[Data entries]
::::::::::

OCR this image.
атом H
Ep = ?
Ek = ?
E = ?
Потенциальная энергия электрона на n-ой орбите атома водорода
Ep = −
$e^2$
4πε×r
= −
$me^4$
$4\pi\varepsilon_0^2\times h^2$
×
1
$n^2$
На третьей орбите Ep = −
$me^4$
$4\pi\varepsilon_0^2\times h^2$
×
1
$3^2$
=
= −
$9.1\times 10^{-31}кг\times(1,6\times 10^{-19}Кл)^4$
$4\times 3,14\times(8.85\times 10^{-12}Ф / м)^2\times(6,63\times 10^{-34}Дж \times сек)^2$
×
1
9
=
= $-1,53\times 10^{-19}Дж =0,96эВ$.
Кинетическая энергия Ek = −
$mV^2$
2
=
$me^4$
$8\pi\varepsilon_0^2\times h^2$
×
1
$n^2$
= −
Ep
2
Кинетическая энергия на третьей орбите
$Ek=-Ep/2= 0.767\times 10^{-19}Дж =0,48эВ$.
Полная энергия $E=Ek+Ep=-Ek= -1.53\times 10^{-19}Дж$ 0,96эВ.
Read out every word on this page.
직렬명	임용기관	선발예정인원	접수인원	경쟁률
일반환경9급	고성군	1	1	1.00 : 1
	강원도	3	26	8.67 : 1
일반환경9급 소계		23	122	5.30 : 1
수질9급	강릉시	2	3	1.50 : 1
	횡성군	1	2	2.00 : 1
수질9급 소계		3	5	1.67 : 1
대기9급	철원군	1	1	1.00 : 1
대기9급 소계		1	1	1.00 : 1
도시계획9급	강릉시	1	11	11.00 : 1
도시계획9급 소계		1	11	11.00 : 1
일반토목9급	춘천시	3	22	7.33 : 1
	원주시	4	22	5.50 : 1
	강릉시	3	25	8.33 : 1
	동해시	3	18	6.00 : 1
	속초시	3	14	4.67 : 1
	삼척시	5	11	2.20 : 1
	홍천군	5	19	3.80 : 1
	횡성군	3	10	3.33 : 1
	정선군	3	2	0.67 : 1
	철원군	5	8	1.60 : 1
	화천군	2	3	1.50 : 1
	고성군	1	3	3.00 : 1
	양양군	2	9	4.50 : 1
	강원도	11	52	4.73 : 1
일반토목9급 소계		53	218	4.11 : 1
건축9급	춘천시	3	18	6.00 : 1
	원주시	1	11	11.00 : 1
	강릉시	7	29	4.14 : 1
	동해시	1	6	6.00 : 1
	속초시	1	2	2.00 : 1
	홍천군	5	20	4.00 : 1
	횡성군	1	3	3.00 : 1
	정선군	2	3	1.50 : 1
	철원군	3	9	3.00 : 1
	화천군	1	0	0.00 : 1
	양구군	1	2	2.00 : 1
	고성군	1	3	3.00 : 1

::::::::::

**Aim of the exercise**
Beginning at the line that contains "Read out every word on this page.", retype each line of the listing up to and including the last one, exactly as it stands, and nothing else.

**Solution to this task**
Read out every word on this page.
직렬명	임용기관	선발예정인원	접수인원	경쟁률
일반환경9급	고성군	1	1	1.00 : 1
	강원도	3	26	8.67 : 1
일반환경9급 소계		23	122	5.30 : 1
수질9급	강릉시	2	3	1.50 : 1
	횡성군	1	2	2.00 : 1
수질9급 소계		3	5	1.67 : 1
대기9급	철원군	1	1	1.00 : 1
대기9급 소계		1	1	1.00 : 1
도시계획9급	강릉시	1	11	11.00 : 1
도시계획9급 소계		1	11	11.00 : 1
일반토목9급	춘천시	3	22	7.33 : 1
	원주시	4	22	5.50 : 1
	강릉시	3	25	8.33 : 1
	동해시	3	18	6.00 : 1
	속초시	3	14	4.67 : 1
	삼척시	5	11	2.20 : 1
	홍천군	5	19	3.80 : 1
	횡성군	3	10	3.33 : 1
	정선군	3	2	0.67 : 1
	철원군	5	8	1.60 : 1
	화천군	2	3	1.50 : 1
	고성군	1	3	3.00 : 1
	양양군	2	9	4.50 : 1
	강원도	11	52	4.73 : 1
일반토목9급 소계		53	218	4.11 : 1
건축9급	춘천시	3	18	6.00 : 1
	원주시	1	11	11.00 : 1
	강릉시	7	29	4.14 : 1
	동해시	1	6	6.00 : 1
	속초시	1	2	2.00 : 1
	홍천군	5	20	4.00 : 1
	횡성군	1	3	3.00 : 1
	정선군	2	3	1.50 : 1
	철원군	3	9	3.00 : 1
	화천군	1	0	0.00 : 1
	양구군	1	2	2.00 : 1
	고성군	1	3	3.00 : 1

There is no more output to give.